- **Stated goal**
Filter the listing and keep only the lines with the word "name".

- **Dataset entries**
▼
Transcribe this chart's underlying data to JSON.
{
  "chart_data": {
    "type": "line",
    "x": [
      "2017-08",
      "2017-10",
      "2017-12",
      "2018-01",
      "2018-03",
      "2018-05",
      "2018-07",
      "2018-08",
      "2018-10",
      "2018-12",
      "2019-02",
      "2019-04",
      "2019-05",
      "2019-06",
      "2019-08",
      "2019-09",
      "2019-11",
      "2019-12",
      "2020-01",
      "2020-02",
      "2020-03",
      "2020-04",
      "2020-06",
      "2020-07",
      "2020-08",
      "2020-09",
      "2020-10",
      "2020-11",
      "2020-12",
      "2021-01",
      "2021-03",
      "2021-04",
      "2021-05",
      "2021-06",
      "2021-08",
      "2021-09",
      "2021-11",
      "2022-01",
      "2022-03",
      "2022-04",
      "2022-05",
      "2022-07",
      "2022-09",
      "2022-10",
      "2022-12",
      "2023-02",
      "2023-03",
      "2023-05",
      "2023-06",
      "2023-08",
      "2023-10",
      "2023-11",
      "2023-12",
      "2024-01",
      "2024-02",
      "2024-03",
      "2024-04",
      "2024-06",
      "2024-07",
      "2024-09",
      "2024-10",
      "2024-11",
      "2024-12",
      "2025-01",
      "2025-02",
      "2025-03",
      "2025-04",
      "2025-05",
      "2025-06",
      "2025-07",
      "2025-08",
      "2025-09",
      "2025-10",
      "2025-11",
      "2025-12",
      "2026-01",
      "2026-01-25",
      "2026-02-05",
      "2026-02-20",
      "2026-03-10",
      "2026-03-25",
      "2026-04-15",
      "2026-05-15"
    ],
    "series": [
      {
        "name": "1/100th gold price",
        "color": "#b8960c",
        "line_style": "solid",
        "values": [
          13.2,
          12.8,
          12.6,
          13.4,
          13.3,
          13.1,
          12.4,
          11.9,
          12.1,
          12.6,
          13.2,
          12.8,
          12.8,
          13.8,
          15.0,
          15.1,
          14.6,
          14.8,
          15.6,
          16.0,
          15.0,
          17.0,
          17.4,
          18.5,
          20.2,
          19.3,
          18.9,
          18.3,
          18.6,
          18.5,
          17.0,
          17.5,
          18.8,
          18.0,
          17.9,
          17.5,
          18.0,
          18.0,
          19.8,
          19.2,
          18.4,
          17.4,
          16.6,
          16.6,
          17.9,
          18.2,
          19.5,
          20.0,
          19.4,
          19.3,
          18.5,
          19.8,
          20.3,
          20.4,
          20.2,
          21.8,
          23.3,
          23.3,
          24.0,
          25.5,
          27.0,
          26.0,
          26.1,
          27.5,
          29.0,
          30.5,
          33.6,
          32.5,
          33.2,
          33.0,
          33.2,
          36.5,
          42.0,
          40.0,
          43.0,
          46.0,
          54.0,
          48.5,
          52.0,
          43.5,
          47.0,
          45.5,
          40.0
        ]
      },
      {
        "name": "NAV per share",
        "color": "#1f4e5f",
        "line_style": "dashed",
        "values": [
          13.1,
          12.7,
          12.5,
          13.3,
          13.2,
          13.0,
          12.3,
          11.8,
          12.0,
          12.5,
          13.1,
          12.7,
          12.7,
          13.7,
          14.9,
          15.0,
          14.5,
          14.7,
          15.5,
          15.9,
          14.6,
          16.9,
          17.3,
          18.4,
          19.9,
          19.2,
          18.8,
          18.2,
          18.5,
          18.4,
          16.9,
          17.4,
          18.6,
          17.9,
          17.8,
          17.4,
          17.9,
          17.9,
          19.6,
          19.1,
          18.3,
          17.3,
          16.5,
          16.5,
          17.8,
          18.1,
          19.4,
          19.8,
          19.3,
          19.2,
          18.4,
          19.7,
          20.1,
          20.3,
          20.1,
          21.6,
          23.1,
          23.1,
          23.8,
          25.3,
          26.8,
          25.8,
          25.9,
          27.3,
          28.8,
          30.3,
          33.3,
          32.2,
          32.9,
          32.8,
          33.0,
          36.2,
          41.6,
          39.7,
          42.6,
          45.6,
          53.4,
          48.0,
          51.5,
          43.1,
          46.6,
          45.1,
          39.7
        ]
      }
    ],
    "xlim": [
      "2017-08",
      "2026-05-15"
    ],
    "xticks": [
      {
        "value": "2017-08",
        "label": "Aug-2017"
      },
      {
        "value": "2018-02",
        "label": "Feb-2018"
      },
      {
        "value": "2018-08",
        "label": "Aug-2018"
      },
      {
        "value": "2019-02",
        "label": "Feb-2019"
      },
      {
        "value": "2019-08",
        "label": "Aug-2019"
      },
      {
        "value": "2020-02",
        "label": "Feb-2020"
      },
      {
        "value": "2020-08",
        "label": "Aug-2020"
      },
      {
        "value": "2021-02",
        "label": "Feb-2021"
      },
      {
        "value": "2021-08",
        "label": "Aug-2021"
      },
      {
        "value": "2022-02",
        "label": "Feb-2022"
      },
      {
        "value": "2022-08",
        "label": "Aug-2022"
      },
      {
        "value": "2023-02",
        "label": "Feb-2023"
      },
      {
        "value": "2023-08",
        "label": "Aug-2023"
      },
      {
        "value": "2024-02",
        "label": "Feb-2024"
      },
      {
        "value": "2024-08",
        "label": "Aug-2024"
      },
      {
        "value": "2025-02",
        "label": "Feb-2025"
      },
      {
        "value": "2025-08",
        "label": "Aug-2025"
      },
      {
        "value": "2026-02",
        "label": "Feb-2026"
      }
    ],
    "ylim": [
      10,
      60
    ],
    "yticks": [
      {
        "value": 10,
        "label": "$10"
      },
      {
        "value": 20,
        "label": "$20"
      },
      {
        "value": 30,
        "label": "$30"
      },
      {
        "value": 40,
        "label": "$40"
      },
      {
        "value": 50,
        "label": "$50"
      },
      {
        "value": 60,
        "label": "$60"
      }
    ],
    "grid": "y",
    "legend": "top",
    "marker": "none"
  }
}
▲
- **Written response**
        "name": "1/100th gold price",
        "name": "NAV per share",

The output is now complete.